Go through the material below and count the lines with the string "MESA"; the number is the whole answer.

Working data>
----
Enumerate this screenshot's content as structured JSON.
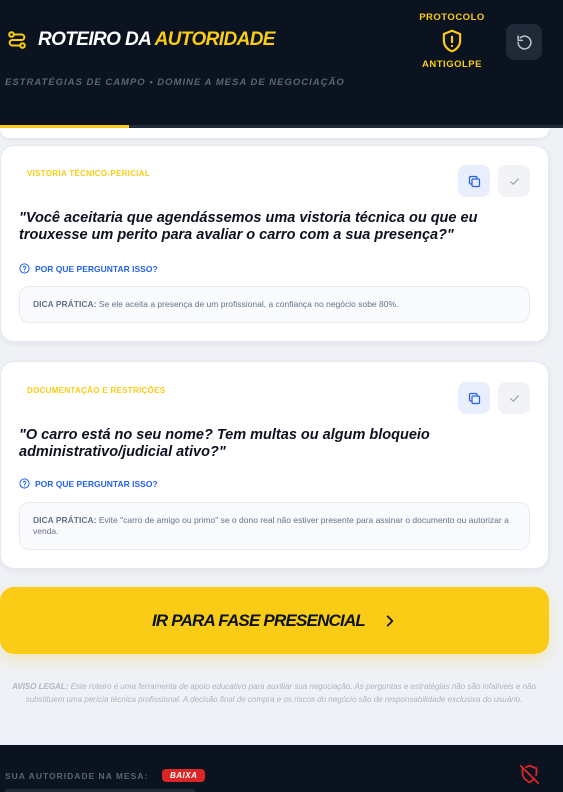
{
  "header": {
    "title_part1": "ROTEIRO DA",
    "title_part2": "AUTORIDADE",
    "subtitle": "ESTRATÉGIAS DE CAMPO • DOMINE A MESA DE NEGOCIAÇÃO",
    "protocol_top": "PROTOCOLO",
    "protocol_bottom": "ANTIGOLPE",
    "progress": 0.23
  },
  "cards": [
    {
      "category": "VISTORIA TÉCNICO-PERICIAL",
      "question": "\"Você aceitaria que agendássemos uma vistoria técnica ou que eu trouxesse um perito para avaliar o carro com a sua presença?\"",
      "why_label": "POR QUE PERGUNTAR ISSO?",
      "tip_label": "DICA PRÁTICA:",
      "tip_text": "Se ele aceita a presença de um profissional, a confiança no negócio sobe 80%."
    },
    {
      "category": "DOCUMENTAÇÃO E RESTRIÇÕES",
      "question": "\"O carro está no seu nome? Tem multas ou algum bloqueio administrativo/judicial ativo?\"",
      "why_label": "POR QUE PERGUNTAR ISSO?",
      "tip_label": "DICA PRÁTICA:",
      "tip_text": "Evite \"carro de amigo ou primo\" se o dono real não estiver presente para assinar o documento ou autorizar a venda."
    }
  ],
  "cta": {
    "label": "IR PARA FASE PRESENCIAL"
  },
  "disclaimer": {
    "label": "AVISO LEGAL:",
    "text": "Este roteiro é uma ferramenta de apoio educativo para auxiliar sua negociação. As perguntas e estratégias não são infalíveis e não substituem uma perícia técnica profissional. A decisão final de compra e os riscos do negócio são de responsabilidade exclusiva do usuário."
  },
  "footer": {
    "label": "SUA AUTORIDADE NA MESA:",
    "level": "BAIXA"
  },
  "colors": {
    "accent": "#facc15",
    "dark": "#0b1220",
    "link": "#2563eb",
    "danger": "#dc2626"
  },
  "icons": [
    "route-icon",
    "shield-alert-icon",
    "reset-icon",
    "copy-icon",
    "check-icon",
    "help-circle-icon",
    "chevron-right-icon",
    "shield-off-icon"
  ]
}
----
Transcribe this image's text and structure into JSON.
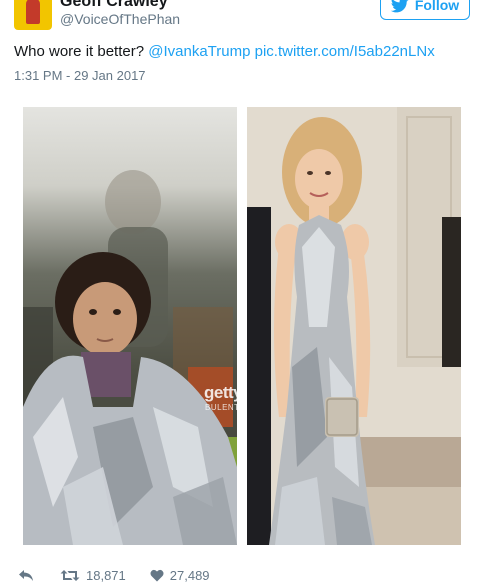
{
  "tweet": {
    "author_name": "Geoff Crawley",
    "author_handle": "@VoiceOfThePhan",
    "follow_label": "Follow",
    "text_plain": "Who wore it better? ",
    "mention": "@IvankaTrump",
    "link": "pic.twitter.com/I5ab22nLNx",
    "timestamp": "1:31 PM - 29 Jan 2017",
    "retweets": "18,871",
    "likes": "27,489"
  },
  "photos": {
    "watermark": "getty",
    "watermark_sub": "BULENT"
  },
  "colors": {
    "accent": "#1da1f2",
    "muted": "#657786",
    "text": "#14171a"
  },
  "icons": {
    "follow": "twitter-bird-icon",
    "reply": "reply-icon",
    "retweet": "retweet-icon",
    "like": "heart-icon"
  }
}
----
Reply>
2